--- The request ---
Each line containing the word "solid" must be collected.

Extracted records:
========

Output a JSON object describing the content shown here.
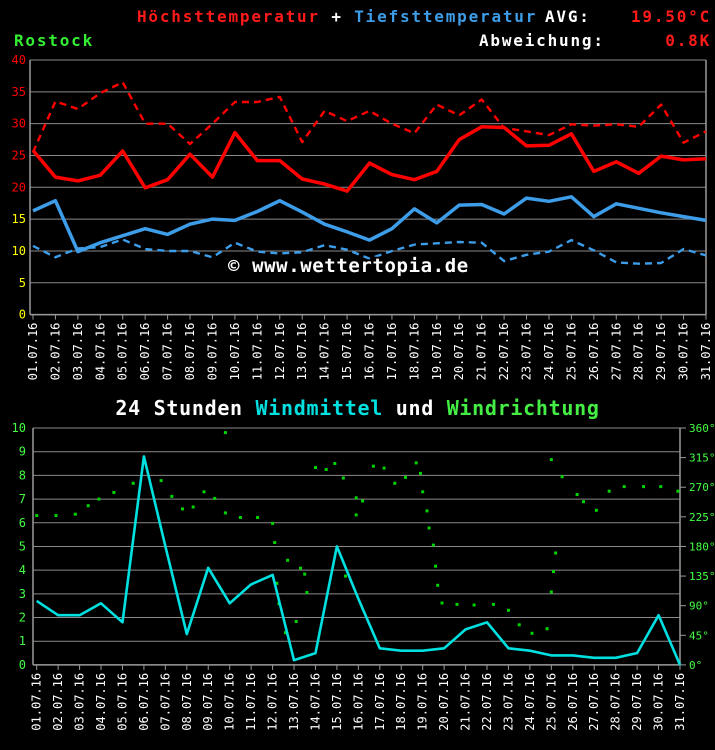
{
  "header": {
    "line1": {
      "hoechst": "Höchsttemperatur",
      "plus": " + ",
      "tiefst": "Tiefsttemperatur",
      "avg_label": "AVG:",
      "avg_value": "19.50°C"
    },
    "line2": {
      "station": "Rostock",
      "deviation_label": "Abweichung:",
      "deviation_value": "0.8K"
    }
  },
  "watermark": "© www.wettertopia.de",
  "wind_title": {
    "part1": "24 Stunden ",
    "part2": "Windmittel",
    "part3": " und ",
    "part4": "Windrichtung"
  },
  "colors": {
    "red": "#ff0000",
    "blue": "#3d9de8",
    "cyan": "#00e0e0",
    "dot_green": "#00d400",
    "axis_label_green": "#44ff44",
    "yellow": "#ffff00",
    "white": "#ffffff",
    "grid": "#8a8a8a",
    "axis": "#9a9a9a"
  },
  "chart_data": [
    {
      "type": "line",
      "title": "Höchsttemperatur + Tiefsttemperatur",
      "station": "Rostock",
      "avg_value": "19.50°C",
      "deviation_value": "0.8K",
      "ylim": [
        0,
        40
      ],
      "ytick_step": 5,
      "yticks_red": [
        40,
        35,
        30,
        25,
        20
      ],
      "yticks_yellow": [
        15,
        10,
        5,
        0
      ],
      "grid": true,
      "x_labels": [
        "01.07.16",
        "02.07.16",
        "03.07.16",
        "04.07.16",
        "05.07.16",
        "06.07.16",
        "07.07.16",
        "08.07.16",
        "09.07.16",
        "10.07.16",
        "11.07.16",
        "12.07.16",
        "13.07.16",
        "14.07.16",
        "15.07.16",
        "16.07.16",
        "17.07.16",
        "18.07.16",
        "19.07.16",
        "20.07.16",
        "21.07.16",
        "22.07.16",
        "23.07.16",
        "24.07.16",
        "25.07.16",
        "26.07.16",
        "27.07.16",
        "28.07.16",
        "29.07.16",
        "30.07.16",
        "31.07.16"
      ],
      "series": [
        {
          "name": "max-temp-dashed",
          "style": "dashed",
          "color": "#ff0000",
          "values": [
            25.5,
            33.5,
            32.3,
            34.8,
            36.5,
            30.0,
            30.0,
            26.8,
            30.0,
            33.4,
            33.4,
            34.2,
            27.1,
            32.0,
            30.4,
            32.0,
            30.0,
            28.5,
            33.0,
            31.3,
            33.8,
            29.3,
            28.8,
            28.2,
            29.9,
            29.7,
            29.9,
            29.5,
            33.0,
            27.0,
            28.8
          ]
        },
        {
          "name": "max-temp-solid",
          "style": "solid",
          "color": "#ff0000",
          "values": [
            25.8,
            21.6,
            21.0,
            21.9,
            25.7,
            19.9,
            21.2,
            25.2,
            21.6,
            28.6,
            24.2,
            24.2,
            21.3,
            20.5,
            19.4,
            23.8,
            22.0,
            21.2,
            22.5,
            27.5,
            29.5,
            29.4,
            26.5,
            26.6,
            28.4,
            22.5,
            24.0,
            22.2,
            24.9,
            24.3,
            24.5
          ]
        },
        {
          "name": "min-temp-dashed",
          "style": "dashed",
          "color": "#3d9de8",
          "values": [
            10.8,
            9.0,
            10.4,
            10.6,
            11.8,
            10.3,
            10.0,
            10.0,
            9.0,
            11.3,
            9.9,
            9.6,
            9.8,
            10.9,
            10.2,
            8.8,
            10.0,
            11.0,
            11.2,
            11.4,
            11.3,
            8.4,
            9.4,
            9.9,
            11.7,
            10.1,
            8.2,
            8.0,
            8.1,
            10.3,
            9.3
          ]
        },
        {
          "name": "min-temp-solid",
          "style": "solid",
          "color": "#3d9de8",
          "values": [
            16.3,
            17.9,
            9.9,
            11.3,
            12.4,
            13.5,
            12.6,
            14.2,
            15.0,
            14.8,
            16.2,
            17.9,
            16.1,
            14.2,
            13.0,
            11.7,
            13.5,
            16.6,
            14.4,
            17.2,
            17.3,
            15.8,
            18.3,
            17.8,
            18.5,
            15.4,
            17.4,
            16.7,
            16.0,
            15.4,
            14.8
          ]
        }
      ]
    },
    {
      "type": "line+scatter",
      "title": "24 Stunden Windmittel und Windrichtung",
      "left_axis": {
        "label": "Windmittel",
        "ylim": [
          0,
          10
        ],
        "tick_step": 1
      },
      "right_axis": {
        "label": "Windrichtung",
        "ylim": [
          0,
          360
        ],
        "tick_step": 45,
        "unit": "°"
      },
      "grid": true,
      "x_labels": [
        "01.07.16",
        "02.07.16",
        "03.07.16",
        "04.07.16",
        "05.07.16",
        "06.07.16",
        "07.07.16",
        "08.07.16",
        "09.07.16",
        "10.07.16",
        "11.07.16",
        "12.07.16",
        "13.07.16",
        "14.07.16",
        "15.07.16",
        "16.07.16",
        "17.07.16",
        "18.07.16",
        "19.07.16",
        "20.07.16",
        "21.07.16",
        "22.07.16",
        "23.07.16",
        "24.07.16",
        "25.07.16",
        "26.07.16",
        "27.07.16",
        "28.07.16",
        "29.07.16",
        "30.07.16",
        "31.07.16"
      ],
      "series": [
        {
          "name": "windmittel",
          "axis": "left",
          "kind": "line",
          "color": "#00e0e0",
          "values": [
            2.7,
            2.1,
            2.1,
            2.6,
            1.8,
            8.8,
            5.0,
            1.3,
            4.1,
            2.6,
            3.4,
            3.8,
            0.2,
            0.5,
            5.0,
            2.8,
            0.7,
            0.6,
            0.6,
            0.7,
            1.5,
            1.8,
            0.7,
            0.6,
            0.4,
            0.4,
            0.3,
            0.3,
            0.5,
            2.1,
            0.0
          ]
        },
        {
          "name": "windrichtung",
          "axis": "right",
          "kind": "scatter",
          "color": "#00d400",
          "points": [
            [
              1.0,
              227
            ],
            [
              1.9,
              227
            ],
            [
              2.8,
              229
            ],
            [
              3.4,
              242
            ],
            [
              3.9,
              252
            ],
            [
              4.6,
              262
            ],
            [
              5.5,
              276
            ],
            [
              6.8,
              280
            ],
            [
              7.3,
              256
            ],
            [
              7.8,
              237
            ],
            [
              8.3,
              240
            ],
            [
              8.8,
              263
            ],
            [
              9.3,
              253
            ],
            [
              9.8,
              353
            ],
            [
              9.8,
              231
            ],
            [
              10.5,
              224
            ],
            [
              11.3,
              224
            ],
            [
              12.0,
              215
            ],
            [
              12.1,
              186
            ],
            [
              12.2,
              124
            ],
            [
              12.3,
              93
            ],
            [
              12.6,
              49
            ],
            [
              12.7,
              159
            ],
            [
              13.1,
              66
            ],
            [
              13.3,
              147
            ],
            [
              13.5,
              138
            ],
            [
              13.6,
              110
            ],
            [
              14.0,
              300
            ],
            [
              14.5,
              297
            ],
            [
              14.9,
              306
            ],
            [
              15.3,
              284
            ],
            [
              15.4,
              135
            ],
            [
              15.9,
              254
            ],
            [
              15.9,
              228
            ],
            [
              16.2,
              249
            ],
            [
              16.7,
              302
            ],
            [
              17.2,
              299
            ],
            [
              17.7,
              276
            ],
            [
              18.2,
              285
            ],
            [
              18.7,
              307
            ],
            [
              18.9,
              291
            ],
            [
              19.0,
              263
            ],
            [
              19.2,
              234
            ],
            [
              19.3,
              208
            ],
            [
              19.5,
              182
            ],
            [
              19.6,
              150
            ],
            [
              19.7,
              121
            ],
            [
              19.9,
              94
            ],
            [
              20.6,
              92
            ],
            [
              21.4,
              91
            ],
            [
              22.3,
              92
            ],
            [
              23.0,
              83
            ],
            [
              23.5,
              61
            ],
            [
              24.1,
              48
            ],
            [
              24.8,
              55
            ],
            [
              25.0,
              111
            ],
            [
              25.0,
              312
            ],
            [
              25.1,
              142
            ],
            [
              25.2,
              170
            ],
            [
              25.5,
              286
            ],
            [
              26.2,
              259
            ],
            [
              26.5,
              248
            ],
            [
              27.1,
              235
            ],
            [
              27.7,
              264
            ],
            [
              28.4,
              271
            ],
            [
              29.3,
              271
            ],
            [
              30.1,
              271
            ],
            [
              30.9,
              264
            ]
          ]
        }
      ]
    }
  ]
}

========

--- Task result ---
          "name": "max-temp-solid",
          "style": "solid",
          "name": "min-temp-solid",
          "style": "solid",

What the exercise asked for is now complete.